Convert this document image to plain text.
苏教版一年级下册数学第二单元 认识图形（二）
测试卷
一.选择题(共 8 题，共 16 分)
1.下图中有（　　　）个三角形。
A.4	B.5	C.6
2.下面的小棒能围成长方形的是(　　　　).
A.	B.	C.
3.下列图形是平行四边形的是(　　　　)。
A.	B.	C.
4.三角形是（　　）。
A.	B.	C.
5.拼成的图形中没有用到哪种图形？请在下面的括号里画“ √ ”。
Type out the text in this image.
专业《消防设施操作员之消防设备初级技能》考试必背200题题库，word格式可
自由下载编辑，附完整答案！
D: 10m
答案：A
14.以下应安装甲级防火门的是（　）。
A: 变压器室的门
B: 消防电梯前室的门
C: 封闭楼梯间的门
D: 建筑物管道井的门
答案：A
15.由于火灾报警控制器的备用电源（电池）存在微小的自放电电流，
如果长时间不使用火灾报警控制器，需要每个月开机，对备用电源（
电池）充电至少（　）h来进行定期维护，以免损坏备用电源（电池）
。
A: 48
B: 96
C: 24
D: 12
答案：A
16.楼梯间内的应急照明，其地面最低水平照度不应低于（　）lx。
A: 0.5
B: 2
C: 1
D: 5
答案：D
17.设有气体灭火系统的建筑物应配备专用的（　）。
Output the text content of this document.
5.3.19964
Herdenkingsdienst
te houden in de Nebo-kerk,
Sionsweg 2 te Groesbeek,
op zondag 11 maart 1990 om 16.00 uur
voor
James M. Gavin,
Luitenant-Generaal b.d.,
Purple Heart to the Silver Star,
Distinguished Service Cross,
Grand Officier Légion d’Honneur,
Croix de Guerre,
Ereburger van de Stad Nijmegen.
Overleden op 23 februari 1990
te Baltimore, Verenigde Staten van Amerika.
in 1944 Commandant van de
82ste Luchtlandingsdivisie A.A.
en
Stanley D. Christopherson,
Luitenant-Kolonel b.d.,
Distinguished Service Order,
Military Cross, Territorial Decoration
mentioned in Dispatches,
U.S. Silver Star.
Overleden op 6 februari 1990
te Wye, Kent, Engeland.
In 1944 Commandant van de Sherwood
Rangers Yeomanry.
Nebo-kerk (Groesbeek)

- Requirement:
Please set down each line of the records exactly as given.

- Problem solution:
Convert this document image to plain text.
苏教版一年级下册数学第二单元 认识图形（二）
测试卷
一.选择题(共 8 题，共 16 分)
1.下图中有（　　　）个三角形。
A.4	B.5	C.6
2.下面的小棒能围成长方形的是(　　　　).
A.	B.	C.
3.下列图形是平行四边形的是(　　　　)。
A.	B.	C.
4.三角形是（　　）。
A.	B.	C.
5.拼成的图形中没有用到哪种图形？请在下面的括号里画“ √ ”。
Type out the text in this image.
专业《消防设施操作员之消防设备初级技能》考试必背200题题库，word格式可
自由下载编辑，附完整答案！
D: 10m
答案：A
14.以下应安装甲级防火门的是（　）。
A: 变压器室的门
B: 消防电梯前室的门
C: 封闭楼梯间的门
D: 建筑物管道井的门
答案：A
15.由于火灾报警控制器的备用电源（电池）存在微小的自放电电流，
如果长时间不使用火灾报警控制器，需要每个月开机，对备用电源（
电池）充电至少（　）h来进行定期维护，以免损坏备用电源（电池）
。
A: 48
B: 96
C: 24
D: 12
答案：A
16.楼梯间内的应急照明，其地面最低水平照度不应低于（　）lx。
A: 0.5
B: 2
C: 1
D: 5
答案：D
17.设有气体灭火系统的建筑物应配备专用的（　）。
Output the text content of this document.
5.3.19964
Herdenkingsdienst
te houden in de Nebo-kerk,
Sionsweg 2 te Groesbeek,
op zondag 11 maart 1990 om 16.00 uur
voor
James M. Gavin,
Luitenant-Generaal b.d.,
Purple Heart to the Silver Star,
Distinguished Service Cross,
Grand Officier Légion d’Honneur,
Croix de Guerre,
Ereburger van de Stad Nijmegen.
Overleden op 23 februari 1990
te Baltimore, Verenigde Staten van Amerika.
in 1944 Commandant van de
82ste Luchtlandingsdivisie A.A.
en
Stanley D. Christopherson,
Luitenant-Kolonel b.d.,
Distinguished Service Order,
Military Cross, Territorial Decoration
mentioned in Dispatches,
U.S. Silver Star.
Overleden op 6 februari 1990
te Wye, Kent, Engeland.
In 1944 Commandant van de Sherwood
Rangers Yeomanry.
Nebo-kerk (Groesbeek)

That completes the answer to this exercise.